Dataset excerpt:
____________________

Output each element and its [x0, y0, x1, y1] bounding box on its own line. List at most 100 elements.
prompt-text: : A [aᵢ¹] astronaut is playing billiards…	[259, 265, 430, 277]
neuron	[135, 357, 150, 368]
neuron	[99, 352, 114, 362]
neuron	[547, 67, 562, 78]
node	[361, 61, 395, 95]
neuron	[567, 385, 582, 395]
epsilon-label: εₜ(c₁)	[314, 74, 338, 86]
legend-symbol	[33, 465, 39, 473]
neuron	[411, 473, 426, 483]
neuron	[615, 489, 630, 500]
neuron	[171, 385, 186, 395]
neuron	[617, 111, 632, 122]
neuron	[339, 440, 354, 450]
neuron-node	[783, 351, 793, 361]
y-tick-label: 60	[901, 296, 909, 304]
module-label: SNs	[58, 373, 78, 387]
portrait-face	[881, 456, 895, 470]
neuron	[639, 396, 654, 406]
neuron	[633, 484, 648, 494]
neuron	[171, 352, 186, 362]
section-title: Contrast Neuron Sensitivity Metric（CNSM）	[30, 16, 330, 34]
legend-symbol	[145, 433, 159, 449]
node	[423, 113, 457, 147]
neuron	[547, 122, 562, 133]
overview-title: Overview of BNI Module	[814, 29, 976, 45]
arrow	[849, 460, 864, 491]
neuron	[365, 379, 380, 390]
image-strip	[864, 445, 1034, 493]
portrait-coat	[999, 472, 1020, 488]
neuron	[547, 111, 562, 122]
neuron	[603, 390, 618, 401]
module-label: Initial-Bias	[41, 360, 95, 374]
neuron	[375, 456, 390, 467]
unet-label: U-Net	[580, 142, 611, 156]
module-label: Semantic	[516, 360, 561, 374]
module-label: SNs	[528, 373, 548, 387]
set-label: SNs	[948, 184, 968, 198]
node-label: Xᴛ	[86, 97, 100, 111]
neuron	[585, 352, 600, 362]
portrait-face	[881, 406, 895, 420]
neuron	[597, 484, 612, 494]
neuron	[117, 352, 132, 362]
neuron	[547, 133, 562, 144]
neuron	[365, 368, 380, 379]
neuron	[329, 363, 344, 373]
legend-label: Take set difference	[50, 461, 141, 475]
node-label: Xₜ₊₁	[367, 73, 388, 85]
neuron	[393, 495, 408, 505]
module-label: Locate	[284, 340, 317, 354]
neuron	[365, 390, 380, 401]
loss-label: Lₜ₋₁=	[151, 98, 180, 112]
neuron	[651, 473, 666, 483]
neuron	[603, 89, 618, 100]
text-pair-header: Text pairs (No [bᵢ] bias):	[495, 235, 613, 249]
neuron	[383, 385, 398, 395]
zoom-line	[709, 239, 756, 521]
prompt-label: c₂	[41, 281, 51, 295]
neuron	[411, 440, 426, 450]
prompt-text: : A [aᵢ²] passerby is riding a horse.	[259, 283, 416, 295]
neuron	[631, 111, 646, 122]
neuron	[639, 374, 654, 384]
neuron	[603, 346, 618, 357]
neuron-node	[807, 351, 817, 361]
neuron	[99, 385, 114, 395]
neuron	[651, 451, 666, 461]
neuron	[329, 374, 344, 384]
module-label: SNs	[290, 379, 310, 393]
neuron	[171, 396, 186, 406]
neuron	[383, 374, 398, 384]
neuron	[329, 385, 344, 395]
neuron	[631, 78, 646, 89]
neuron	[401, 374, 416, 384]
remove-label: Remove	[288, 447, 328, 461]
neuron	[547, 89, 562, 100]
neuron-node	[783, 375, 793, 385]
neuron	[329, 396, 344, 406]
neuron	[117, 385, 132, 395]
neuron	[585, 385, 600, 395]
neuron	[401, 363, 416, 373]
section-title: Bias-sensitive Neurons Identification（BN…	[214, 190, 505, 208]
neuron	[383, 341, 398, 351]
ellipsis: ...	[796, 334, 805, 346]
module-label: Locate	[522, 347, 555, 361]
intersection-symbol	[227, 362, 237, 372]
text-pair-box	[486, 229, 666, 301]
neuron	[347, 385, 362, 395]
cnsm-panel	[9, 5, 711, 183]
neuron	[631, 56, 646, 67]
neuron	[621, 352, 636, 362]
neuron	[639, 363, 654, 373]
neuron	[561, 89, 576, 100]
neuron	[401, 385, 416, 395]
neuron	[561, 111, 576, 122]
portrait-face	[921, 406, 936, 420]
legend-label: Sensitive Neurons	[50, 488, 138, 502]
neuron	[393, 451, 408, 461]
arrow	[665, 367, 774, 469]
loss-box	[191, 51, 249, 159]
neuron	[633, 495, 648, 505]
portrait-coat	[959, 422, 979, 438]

____________________

* _YOUR GOAL_
Which lines in the entries above contain the string "title"? Show each of them in full.

* _OUTPUT OF THE EXERCISE_
section-title: Contrast Neuron Sensitivity Metric（CNSM）	[30, 16, 330, 34]
overview-title: Overview of BNI Module	[814, 29, 976, 45]
section-title: Bias-sensitive Neurons Identification（BN…	[214, 190, 505, 208]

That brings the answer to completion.